## Given problem
Echo every line from the one containing "Enumerate the UI" up to and including the one containing "consequences-card: TRACES AND", and nothing more.

## Data shown
|---|

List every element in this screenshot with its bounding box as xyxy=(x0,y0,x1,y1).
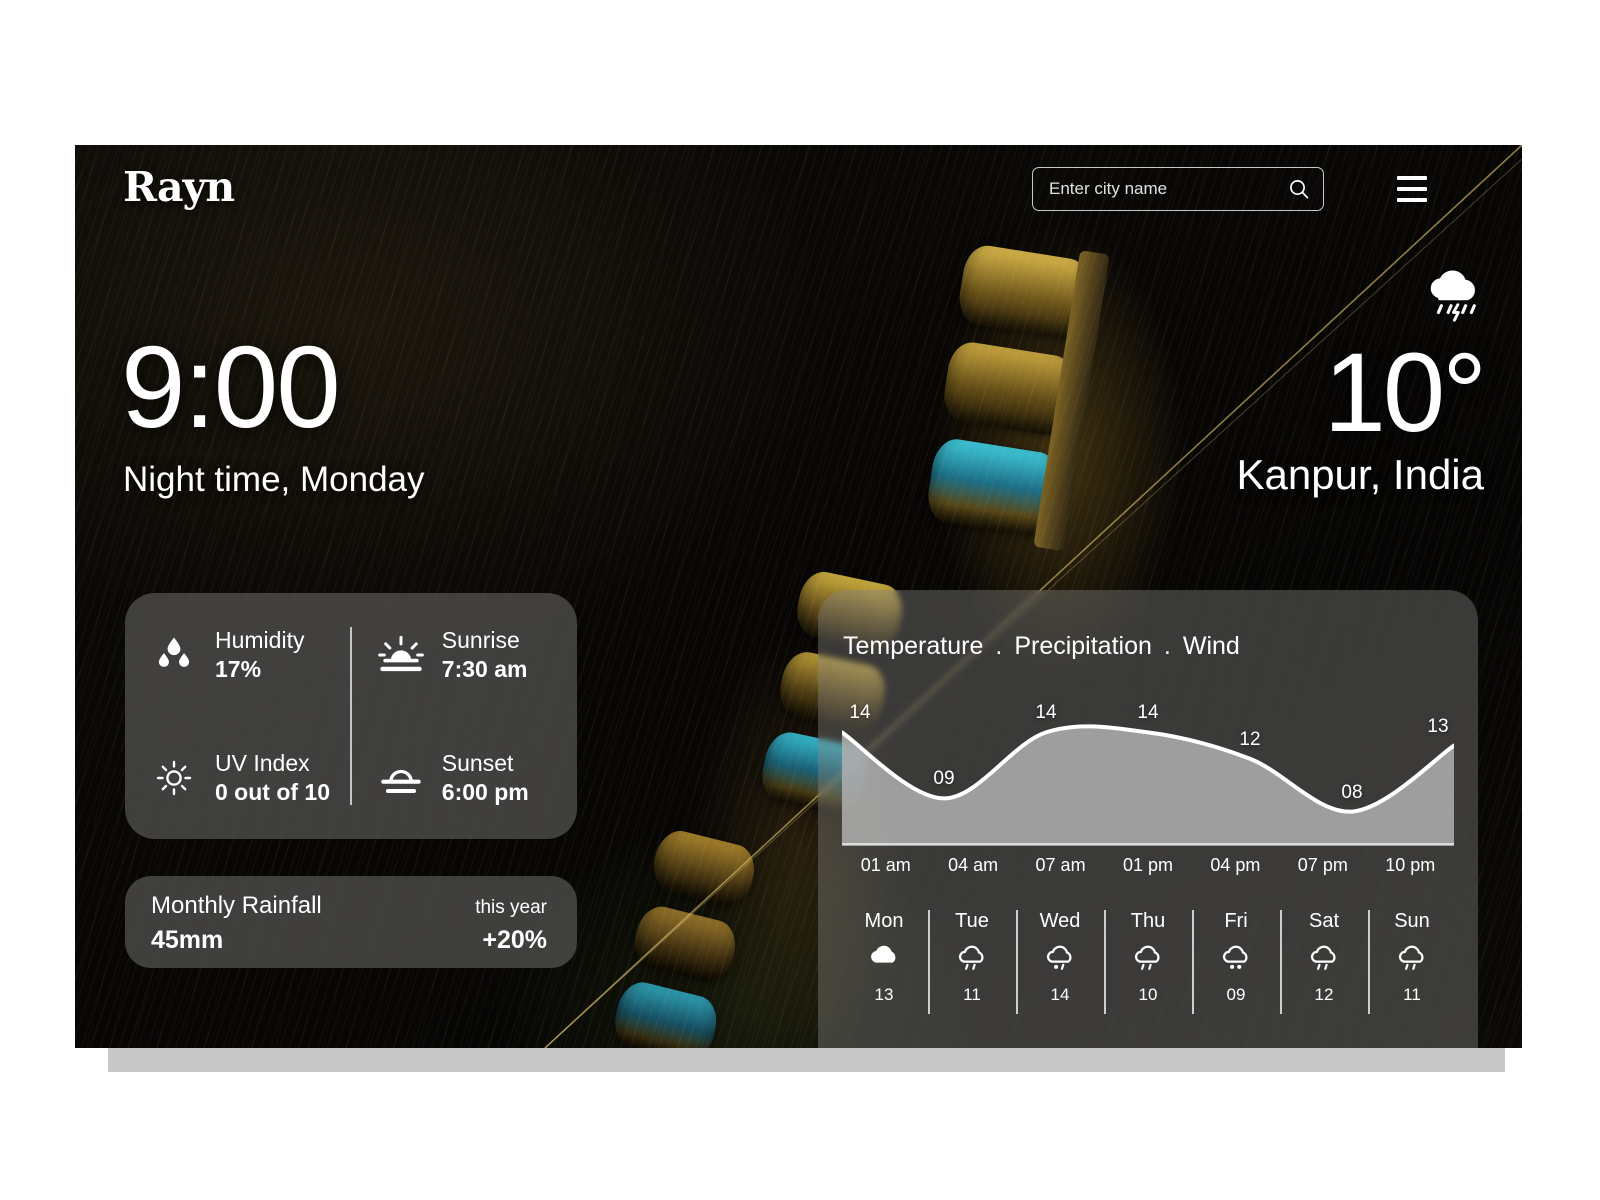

|---|

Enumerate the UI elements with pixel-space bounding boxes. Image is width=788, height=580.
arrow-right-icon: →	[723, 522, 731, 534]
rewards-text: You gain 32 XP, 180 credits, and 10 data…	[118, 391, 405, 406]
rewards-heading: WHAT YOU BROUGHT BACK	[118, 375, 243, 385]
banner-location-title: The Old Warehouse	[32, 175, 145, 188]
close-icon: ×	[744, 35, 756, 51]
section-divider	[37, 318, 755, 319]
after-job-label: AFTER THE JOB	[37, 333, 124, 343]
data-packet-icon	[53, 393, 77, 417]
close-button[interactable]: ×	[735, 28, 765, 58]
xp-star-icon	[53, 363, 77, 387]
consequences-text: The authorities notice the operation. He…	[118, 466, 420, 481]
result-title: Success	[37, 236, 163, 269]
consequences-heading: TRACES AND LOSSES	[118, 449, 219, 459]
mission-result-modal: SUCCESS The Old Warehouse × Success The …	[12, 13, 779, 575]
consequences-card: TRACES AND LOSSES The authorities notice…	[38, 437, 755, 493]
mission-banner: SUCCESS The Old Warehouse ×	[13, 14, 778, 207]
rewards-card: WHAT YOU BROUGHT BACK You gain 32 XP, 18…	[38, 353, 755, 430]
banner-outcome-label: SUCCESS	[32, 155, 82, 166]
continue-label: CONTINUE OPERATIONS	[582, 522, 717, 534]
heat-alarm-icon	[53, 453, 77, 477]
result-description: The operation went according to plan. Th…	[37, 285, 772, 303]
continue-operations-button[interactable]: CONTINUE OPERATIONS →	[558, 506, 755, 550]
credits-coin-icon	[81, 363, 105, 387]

|---|

## Task response
Enumerate the UI elements with pixel-space bounding boxes. Image is width=788, height=580.
arrow-right-icon: →	[723, 522, 731, 534]
rewards-text: You gain 32 XP, 180 credits, and 10 data…	[118, 391, 405, 406]
rewards-heading: WHAT YOU BROUGHT BACK	[118, 375, 243, 385]
banner-location-title: The Old Warehouse	[32, 175, 145, 188]
close-icon: ×	[744, 35, 756, 51]
section-divider	[37, 318, 755, 319]
after-job-label: AFTER THE JOB	[37, 333, 124, 343]
data-packet-icon	[53, 393, 77, 417]
close-button[interactable]: ×	[735, 28, 765, 58]
xp-star-icon	[53, 363, 77, 387]
consequences-text: The authorities notice the operation. He…	[118, 466, 420, 481]
result-title: Success	[37, 236, 163, 269]
consequences-heading: TRACES AND LOSSES	[118, 449, 219, 459]
mission-result-modal: SUCCESS The Old Warehouse × Success The …	[12, 13, 779, 575]
consequences-card: TRACES AND LOSSES The authorities notice…	[38, 437, 755, 493]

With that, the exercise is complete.